Do this.
Give every line again exactly as it appears, please, but not the pictures.

Input for this task.
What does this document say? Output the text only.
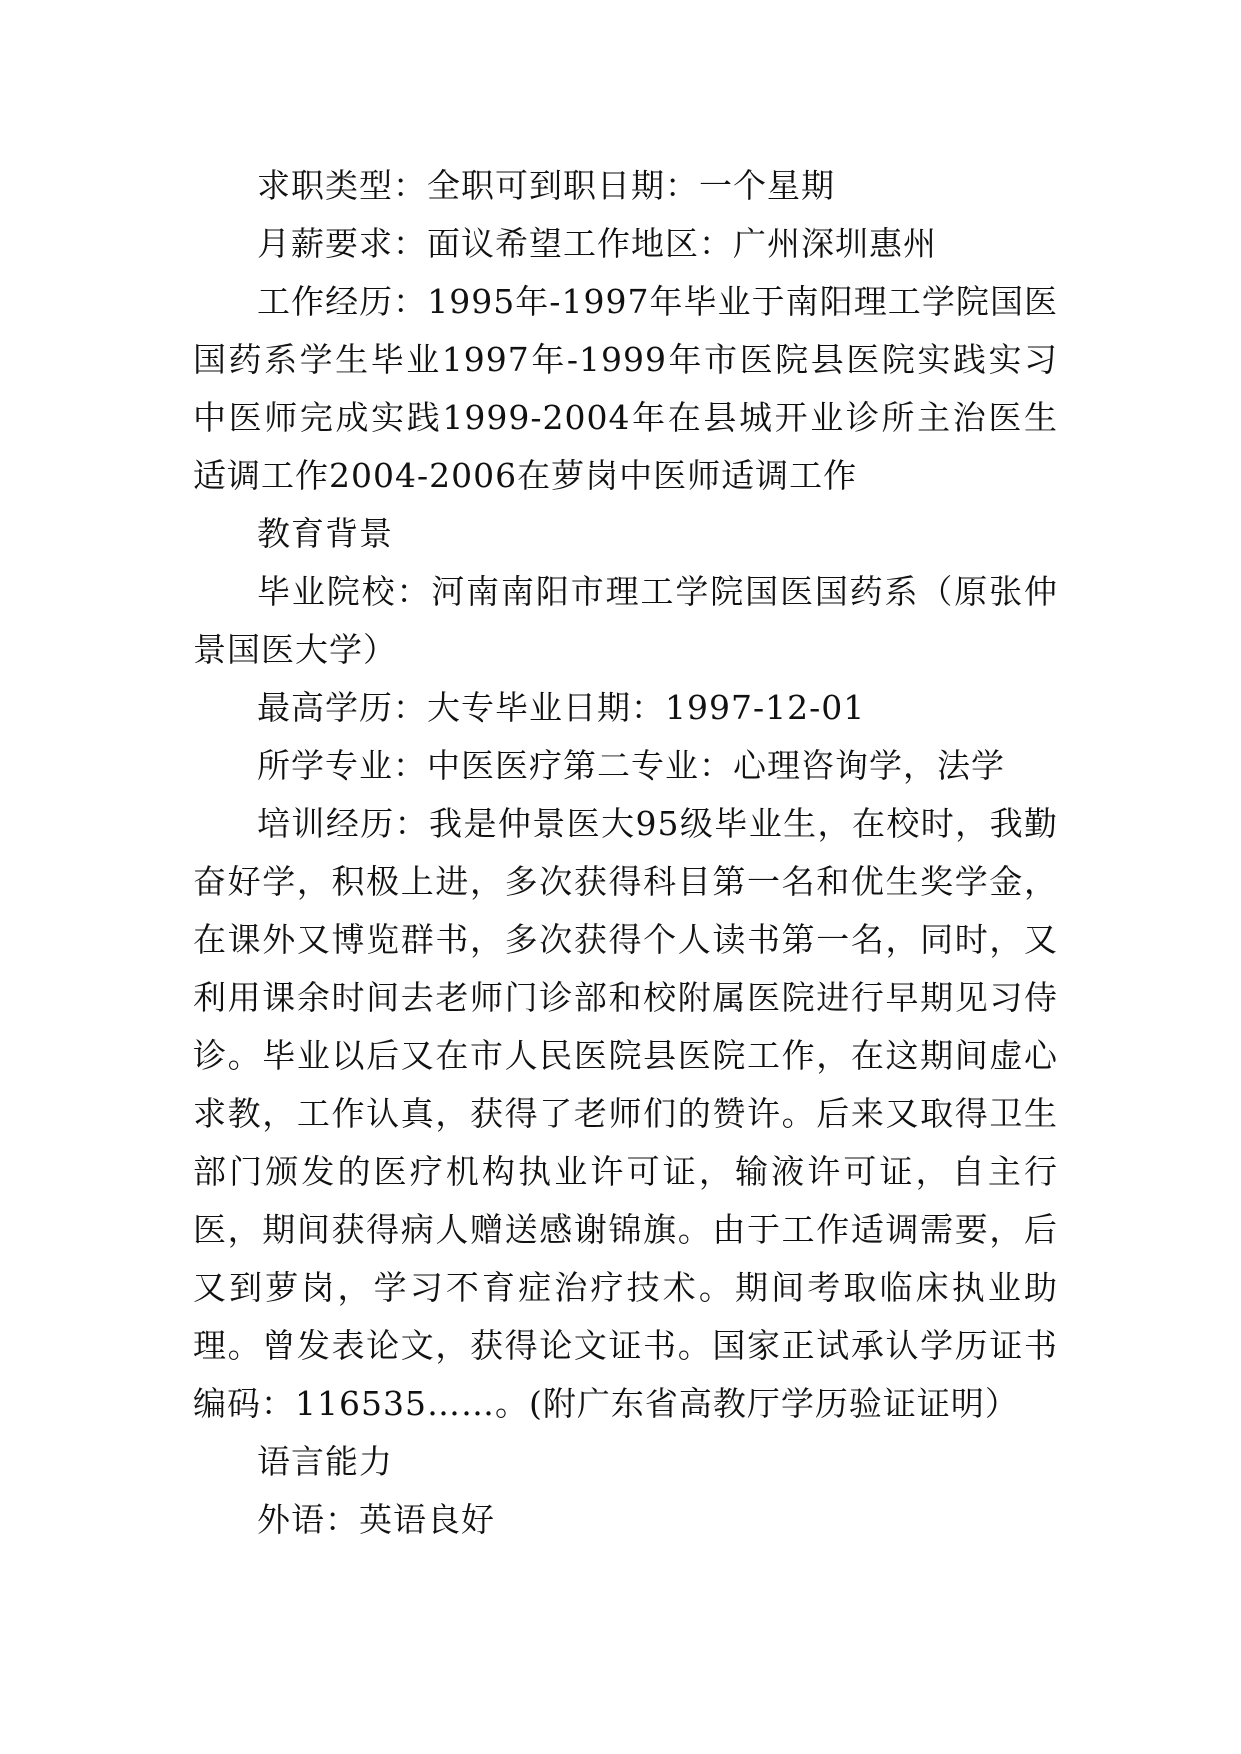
求职类型：全职可到职日期：一个星期

月薪要求：面议希望工作地区：广州深圳惠州

工作经历：1995年-1997年毕业于南阳理工学院国医国药系学生毕业1997年-1999年市医院县医院实践实习中医师完成实践1999-2004年在县城开业诊所主治医生适调工作2004-2006在萝岗中医师适调工作

教育背景

毕业院校：河南南阳市理工学院国医国药系（原张仲景国医大学）

最高学历：大专毕业日期：1997-12-01

所学专业：中医医疗第二专业：心理咨询学，法学

培训经历：我是仲景医大95级毕业生，在校时，我勤奋好学，积极上进，多次获得科目第一名和优生奖学金，在课外又博览群书，多次获得个人读书第一名，同时，又利用课余时间去老师门诊部和校附属医院进行早期见习侍诊。毕业以后又在市人民医院县医院工作，在这期间虚心求教，工作认真，获得了老师们的赞许。后来又取得卫生部门颁发的医疗机构执业许可证，输液许可证，自主行医，期间获得病人赠送感谢锦旗。由于工作适调需要，后又到萝岗，学习不育症治疗技术。期间考取临床执业助理。曾发表论文，获得论文证书。国家正试承认学历证书编码：116535……。(附广东省高教厅学历验证证明）

语言能力

外语：英语良好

Task response.
What does this document say? Output the text only.
求职类型：全职可到职日期：一个星期

月薪要求：面议希望工作地区：广州深圳惠州

工作经历：1995年-1997年毕业于南阳理工学院国医国药系学生毕业1997年-1999年市医院县医院实践实习中医师完成实践1999-2004年在县城开业诊所主治医生适调工作2004-2006在萝岗中医师适调工作

教育背景

毕业院校：河南南阳市理工学院国医国药系（原张仲景国医大学）

最高学历：大专毕业日期：1997-12-01

所学专业：中医医疗第二专业：心理咨询学，法学

培训经历：我是仲景医大95级毕业生，在校时，我勤奋好学，积极上进，多次获得科目第一名和优生奖学金，在课外又博览群书，多次获得个人读书第一名，同时，又利用课余时间去老师门诊部和校附属医院进行早期见习侍诊。毕业以后又在市人民医院县医院工作，在这期间虚心求教，工作认真，获得了老师们的赞许。后来又取得卫生部门颁发的医疗机构执业许可证，输液许可证，自主行医，期间获得病人赠送感谢锦旗。由于工作适调需要，后又到萝岗，学习不育症治疗技术。期间考取临床执业助理。曾发表论文，获得论文证书。国家正试承认学历证书编码：116535……。(附广东省高教厅学历验证证明）

语言能力

外语：英语良好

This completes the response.